*PASSAGE FOURNI:*
........

Le mercredi 17, Madame, accompagnée de M. le duc d’Orléans, de Mme la princesse de Conti et de ses deux filles, et de M. le comte de Toulouse, tous en mantes et en grands manteaux, ainsi que leur suite, alla donner de l’eau bénite. Elle fut reçue par le chevalier d’honneur à la tête de la maison de Mme la Dauphine, au bout de la dernière pièce tendue de noir, et [qui] l’y conduisit. La dame d’honneur ne traversa point dans la même pièce en la recevant et la conduisant, et s’arrêta à la porte intérieure. Il n’y eut d’eau bénite en cérémonie que du sang royal, contre tout usage jusqu’alors.

........

*LA CONSIGNE:*
Pouvez-vous recopier fidèlement une partie du passage sur l'eau bénite, en commençant aux mots « Le mercredi 17, Madame, accompagnée » et en vous arrêtant après « tout usage jusqu’alors. » ?

*INFORMATIONS EXTRAITES:*
........

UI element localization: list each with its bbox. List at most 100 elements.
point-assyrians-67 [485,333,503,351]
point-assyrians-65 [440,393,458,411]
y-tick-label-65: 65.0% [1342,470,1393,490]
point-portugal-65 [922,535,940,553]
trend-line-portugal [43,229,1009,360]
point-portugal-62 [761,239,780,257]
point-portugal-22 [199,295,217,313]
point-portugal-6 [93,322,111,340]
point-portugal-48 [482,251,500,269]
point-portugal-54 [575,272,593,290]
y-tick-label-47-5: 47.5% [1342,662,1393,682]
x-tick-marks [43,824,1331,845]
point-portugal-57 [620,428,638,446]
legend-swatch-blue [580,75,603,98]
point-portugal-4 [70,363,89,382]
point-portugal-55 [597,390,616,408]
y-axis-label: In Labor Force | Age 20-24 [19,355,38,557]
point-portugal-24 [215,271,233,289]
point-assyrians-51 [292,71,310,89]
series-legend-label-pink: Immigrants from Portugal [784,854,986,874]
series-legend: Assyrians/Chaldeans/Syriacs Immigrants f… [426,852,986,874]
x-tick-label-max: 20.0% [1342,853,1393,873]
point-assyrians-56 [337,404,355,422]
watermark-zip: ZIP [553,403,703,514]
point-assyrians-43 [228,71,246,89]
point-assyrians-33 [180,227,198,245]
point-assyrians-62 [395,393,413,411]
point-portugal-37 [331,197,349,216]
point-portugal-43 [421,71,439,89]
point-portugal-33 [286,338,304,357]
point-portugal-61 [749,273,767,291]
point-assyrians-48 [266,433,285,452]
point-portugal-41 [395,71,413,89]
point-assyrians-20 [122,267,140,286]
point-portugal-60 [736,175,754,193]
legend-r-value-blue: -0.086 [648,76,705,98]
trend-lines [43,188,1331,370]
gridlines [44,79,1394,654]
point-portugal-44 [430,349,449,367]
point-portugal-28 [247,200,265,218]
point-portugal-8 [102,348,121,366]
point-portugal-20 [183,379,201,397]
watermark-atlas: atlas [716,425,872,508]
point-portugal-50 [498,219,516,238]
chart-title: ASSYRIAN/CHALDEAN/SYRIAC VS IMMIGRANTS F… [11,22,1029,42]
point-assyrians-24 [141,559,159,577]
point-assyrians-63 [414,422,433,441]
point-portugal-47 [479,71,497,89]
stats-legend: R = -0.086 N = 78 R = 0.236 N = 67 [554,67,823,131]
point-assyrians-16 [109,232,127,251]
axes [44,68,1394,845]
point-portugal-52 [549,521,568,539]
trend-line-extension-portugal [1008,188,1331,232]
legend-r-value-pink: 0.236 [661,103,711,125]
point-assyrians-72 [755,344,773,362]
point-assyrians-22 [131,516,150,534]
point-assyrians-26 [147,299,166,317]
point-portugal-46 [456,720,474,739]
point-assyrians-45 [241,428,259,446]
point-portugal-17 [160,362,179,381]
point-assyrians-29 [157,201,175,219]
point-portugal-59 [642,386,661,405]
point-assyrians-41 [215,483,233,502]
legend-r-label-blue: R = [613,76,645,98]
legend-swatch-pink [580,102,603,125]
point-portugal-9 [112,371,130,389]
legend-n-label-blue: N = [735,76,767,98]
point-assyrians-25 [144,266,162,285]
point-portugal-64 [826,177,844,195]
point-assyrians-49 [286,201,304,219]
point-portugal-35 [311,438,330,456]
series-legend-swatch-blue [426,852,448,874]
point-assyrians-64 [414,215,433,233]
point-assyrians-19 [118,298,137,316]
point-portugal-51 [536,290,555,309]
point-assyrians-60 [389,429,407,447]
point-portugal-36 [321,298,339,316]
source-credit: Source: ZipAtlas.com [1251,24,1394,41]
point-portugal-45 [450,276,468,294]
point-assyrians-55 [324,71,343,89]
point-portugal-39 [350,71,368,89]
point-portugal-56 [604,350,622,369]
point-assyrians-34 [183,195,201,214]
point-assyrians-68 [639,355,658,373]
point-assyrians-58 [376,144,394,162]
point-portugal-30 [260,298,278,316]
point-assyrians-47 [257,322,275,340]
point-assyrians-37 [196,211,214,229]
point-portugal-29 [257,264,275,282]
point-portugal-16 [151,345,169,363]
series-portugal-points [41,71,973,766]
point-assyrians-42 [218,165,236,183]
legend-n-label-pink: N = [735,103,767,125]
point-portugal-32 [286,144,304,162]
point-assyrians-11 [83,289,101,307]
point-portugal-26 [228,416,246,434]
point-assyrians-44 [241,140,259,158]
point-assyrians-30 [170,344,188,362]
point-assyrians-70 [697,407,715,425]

........

*RÉPONSE À L'EXERCICE:*
Le mercredi 17, Madame, accompagnée de M. le duc d’Orléans, de Mme la princesse de Conti et de ses deux filles, et de M. le comte de Toulouse, tous en mantes et en grands manteaux, ainsi que leur suite, alla donner de l’eau bénite. Elle fut reçue par le chevalier d’honneur à la tête de la maison de Mme la Dauphine, au bout de la dernière pièce tendue de noir, et [qui] l’y conduisit. La dame d’honneur ne traversa point dans la même pièce en la recevant et la conduisant, et s’arrêta à la porte intérieure. Il n’y eut d’eau bénite en cérémonie que du sang royal, contre tout usage jusqu’alors.